[BEGIN]

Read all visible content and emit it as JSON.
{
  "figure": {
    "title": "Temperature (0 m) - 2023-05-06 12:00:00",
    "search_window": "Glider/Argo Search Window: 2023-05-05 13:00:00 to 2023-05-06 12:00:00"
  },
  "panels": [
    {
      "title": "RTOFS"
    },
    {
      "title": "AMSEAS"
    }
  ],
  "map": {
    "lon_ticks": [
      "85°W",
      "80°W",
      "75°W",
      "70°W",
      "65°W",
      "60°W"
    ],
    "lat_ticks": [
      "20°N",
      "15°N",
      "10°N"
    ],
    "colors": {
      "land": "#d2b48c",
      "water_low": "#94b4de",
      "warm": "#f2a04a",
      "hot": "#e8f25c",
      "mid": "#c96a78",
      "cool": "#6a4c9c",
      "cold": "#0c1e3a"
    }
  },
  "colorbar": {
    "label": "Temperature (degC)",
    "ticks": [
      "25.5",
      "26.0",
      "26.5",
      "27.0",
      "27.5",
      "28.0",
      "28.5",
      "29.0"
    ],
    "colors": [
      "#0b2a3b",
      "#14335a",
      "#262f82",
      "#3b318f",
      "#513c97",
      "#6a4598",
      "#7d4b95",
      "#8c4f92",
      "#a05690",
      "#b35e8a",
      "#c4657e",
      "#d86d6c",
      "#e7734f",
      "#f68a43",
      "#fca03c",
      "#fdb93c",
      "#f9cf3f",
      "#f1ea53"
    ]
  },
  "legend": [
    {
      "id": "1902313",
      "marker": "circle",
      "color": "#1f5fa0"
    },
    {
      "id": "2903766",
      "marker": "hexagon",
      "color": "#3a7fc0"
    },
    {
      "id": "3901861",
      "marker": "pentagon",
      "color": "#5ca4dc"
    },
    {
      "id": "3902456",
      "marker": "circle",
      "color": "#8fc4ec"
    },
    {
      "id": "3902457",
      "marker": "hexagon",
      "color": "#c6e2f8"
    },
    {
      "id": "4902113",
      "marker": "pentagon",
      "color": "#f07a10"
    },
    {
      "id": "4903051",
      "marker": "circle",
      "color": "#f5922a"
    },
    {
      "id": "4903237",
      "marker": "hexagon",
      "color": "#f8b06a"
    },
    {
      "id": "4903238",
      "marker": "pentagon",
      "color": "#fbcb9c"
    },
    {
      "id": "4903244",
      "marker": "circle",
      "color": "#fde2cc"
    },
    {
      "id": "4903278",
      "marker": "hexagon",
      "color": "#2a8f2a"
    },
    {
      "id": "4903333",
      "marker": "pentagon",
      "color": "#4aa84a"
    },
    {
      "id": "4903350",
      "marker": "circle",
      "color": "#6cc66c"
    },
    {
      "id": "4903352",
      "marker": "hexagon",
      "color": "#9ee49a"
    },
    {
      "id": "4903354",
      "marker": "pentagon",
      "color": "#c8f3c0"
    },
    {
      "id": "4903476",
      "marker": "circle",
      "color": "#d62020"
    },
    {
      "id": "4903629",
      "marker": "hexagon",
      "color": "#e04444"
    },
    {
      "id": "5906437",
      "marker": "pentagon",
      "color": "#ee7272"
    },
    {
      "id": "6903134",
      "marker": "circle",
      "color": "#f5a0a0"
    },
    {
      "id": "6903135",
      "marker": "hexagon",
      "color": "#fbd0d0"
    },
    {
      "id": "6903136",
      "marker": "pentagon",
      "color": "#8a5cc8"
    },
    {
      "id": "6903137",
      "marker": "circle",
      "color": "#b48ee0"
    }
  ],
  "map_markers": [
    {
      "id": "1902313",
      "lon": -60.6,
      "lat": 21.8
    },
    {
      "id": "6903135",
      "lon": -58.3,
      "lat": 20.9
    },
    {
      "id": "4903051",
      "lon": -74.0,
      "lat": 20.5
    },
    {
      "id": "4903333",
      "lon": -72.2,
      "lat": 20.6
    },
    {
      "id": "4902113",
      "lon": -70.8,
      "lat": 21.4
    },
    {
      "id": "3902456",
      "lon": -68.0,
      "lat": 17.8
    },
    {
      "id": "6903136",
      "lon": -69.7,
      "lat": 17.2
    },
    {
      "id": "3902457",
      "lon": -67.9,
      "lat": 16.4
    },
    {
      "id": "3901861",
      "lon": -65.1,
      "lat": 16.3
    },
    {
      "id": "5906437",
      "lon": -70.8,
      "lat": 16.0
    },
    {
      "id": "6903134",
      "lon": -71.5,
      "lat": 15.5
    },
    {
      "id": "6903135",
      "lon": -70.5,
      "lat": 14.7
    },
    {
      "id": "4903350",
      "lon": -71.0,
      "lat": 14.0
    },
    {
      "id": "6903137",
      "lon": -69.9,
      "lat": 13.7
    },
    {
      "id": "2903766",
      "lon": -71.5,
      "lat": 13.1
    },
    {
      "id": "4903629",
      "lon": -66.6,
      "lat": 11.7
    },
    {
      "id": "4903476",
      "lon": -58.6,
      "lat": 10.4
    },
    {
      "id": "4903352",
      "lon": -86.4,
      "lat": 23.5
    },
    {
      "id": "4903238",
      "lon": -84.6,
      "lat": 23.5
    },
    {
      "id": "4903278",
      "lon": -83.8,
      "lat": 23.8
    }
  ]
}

[END]

[GIVEN EXERCISE] Set down every record above exactly as given.

[CORRECT RESULT]
Read all visible content and emit it as JSON.
{
  "figure": {
    "title": "Temperature (0 m) - 2023-05-06 12:00:00",
    "search_window": "Glider/Argo Search Window: 2023-05-05 13:00:00 to 2023-05-06 12:00:00"
  },
  "panels": [
    {
      "title": "RTOFS"
    },
    {
      "title": "AMSEAS"
    }
  ],
  "map": {
    "lon_ticks": [
      "85°W",
      "80°W",
      "75°W",
      "70°W",
      "65°W",
      "60°W"
    ],
    "lat_ticks": [
      "20°N",
      "15°N",
      "10°N"
    ],
    "colors": {
      "land": "#d2b48c",
      "water_low": "#94b4de",
      "warm": "#f2a04a",
      "hot": "#e8f25c",
      "mid": "#c96a78",
      "cool": "#6a4c9c",
      "cold": "#0c1e3a"
    }
  },
  "colorbar": {
    "label": "Temperature (degC)",
    "ticks": [
      "25.5",
      "26.0",
      "26.5",
      "27.0",
      "27.5",
      "28.0",
      "28.5",
      "29.0"
    ],
    "colors": [
      "#0b2a3b",
      "#14335a",
      "#262f82",
      "#3b318f",
      "#513c97",
      "#6a4598",
      "#7d4b95",
      "#8c4f92",
      "#a05690",
      "#b35e8a",
      "#c4657e",
      "#d86d6c",
      "#e7734f",
      "#f68a43",
      "#fca03c",
      "#fdb93c",
      "#f9cf3f",
      "#f1ea53"
    ]
  },
  "legend": [
    {
      "id": "1902313",
      "marker": "circle",
      "color": "#1f5fa0"
    },
    {
      "id": "2903766",
      "marker": "hexagon",
      "color": "#3a7fc0"
    },
    {
      "id": "3901861",
      "marker": "pentagon",
      "color": "#5ca4dc"
    },
    {
      "id": "3902456",
      "marker": "circle",
      "color": "#8fc4ec"
    },
    {
      "id": "3902457",
      "marker": "hexagon",
      "color": "#c6e2f8"
    },
    {
      "id": "4902113",
      "marker": "pentagon",
      "color": "#f07a10"
    },
    {
      "id": "4903051",
      "marker": "circle",
      "color": "#f5922a"
    },
    {
      "id": "4903237",
      "marker": "hexagon",
      "color": "#f8b06a"
    },
    {
      "id": "4903238",
      "marker": "pentagon",
      "color": "#fbcb9c"
    },
    {
      "id": "4903244",
      "marker": "circle",
      "color": "#fde2cc"
    },
    {
      "id": "4903278",
      "marker": "hexagon",
      "color": "#2a8f2a"
    },
    {
      "id": "4903333",
      "marker": "pentagon",
      "color": "#4aa84a"
    },
    {
      "id": "4903350",
      "marker": "circle",
      "color": "#6cc66c"
    },
    {
      "id": "4903352",
      "marker": "hexagon",
      "color": "#9ee49a"
    },
    {
      "id": "4903354",
      "marker": "pentagon",
      "color": "#c8f3c0"
    },
    {
      "id": "4903476",
      "marker": "circle",
      "color": "#d62020"
    },
    {
      "id": "4903629",
      "marker": "hexagon",
      "color": "#e04444"
    },
    {
      "id": "5906437",
      "marker": "pentagon",
      "color": "#ee7272"
    },
    {
      "id": "6903134",
      "marker": "circle",
      "color": "#f5a0a0"
    },
    {
      "id": "6903135",
      "marker": "hexagon",
      "color": "#fbd0d0"
    },
    {
      "id": "6903136",
      "marker": "pentagon",
      "color": "#8a5cc8"
    },
    {
      "id": "6903137",
      "marker": "circle",
      "color": "#b48ee0"
    }
  ],
  "map_markers": [
    {
      "id": "1902313",
      "lon": -60.6,
      "lat": 21.8
    },
    {
      "id": "6903135",
      "lon": -58.3,
      "lat": 20.9
    },
    {
      "id": "4903051",
      "lon": -74.0,
      "lat": 20.5
    },
    {
      "id": "4903333",
      "lon": -72.2,
      "lat": 20.6
    },
    {
      "id": "4902113",
      "lon": -70.8,
      "lat": 21.4
    },
    {
      "id": "3902456",
      "lon": -68.0,
      "lat": 17.8
    },
    {
      "id": "6903136",
      "lon": -69.7,
      "lat": 17.2
    },
    {
      "id": "3902457",
      "lon": -67.9,
      "lat": 16.4
    },
    {
      "id": "3901861",
      "lon": -65.1,
      "lat": 16.3
    },
    {
      "id": "5906437",
      "lon": -70.8,
      "lat": 16.0
    },
    {
      "id": "6903134",
      "lon": -71.5,
      "lat": 15.5
    },
    {
      "id": "6903135",
      "lon": -70.5,
      "lat": 14.7
    },
    {
      "id": "4903350",
      "lon": -71.0,
      "lat": 14.0
    },
    {
      "id": "6903137",
      "lon": -69.9,
      "lat": 13.7
    },
    {
      "id": "2903766",
      "lon": -71.5,
      "lat": 13.1
    },
    {
      "id": "4903629",
      "lon": -66.6,
      "lat": 11.7
    },
    {
      "id": "4903476",
      "lon": -58.6,
      "lat": 10.4
    },
    {
      "id": "4903352",
      "lon": -86.4,
      "lat": 23.5
    },
    {
      "id": "4903238",
      "lon": -84.6,
      "lat": 23.5
    },
    {
      "id": "4903278",
      "lon": -83.8,
      "lat": 23.8
    }
  ]
}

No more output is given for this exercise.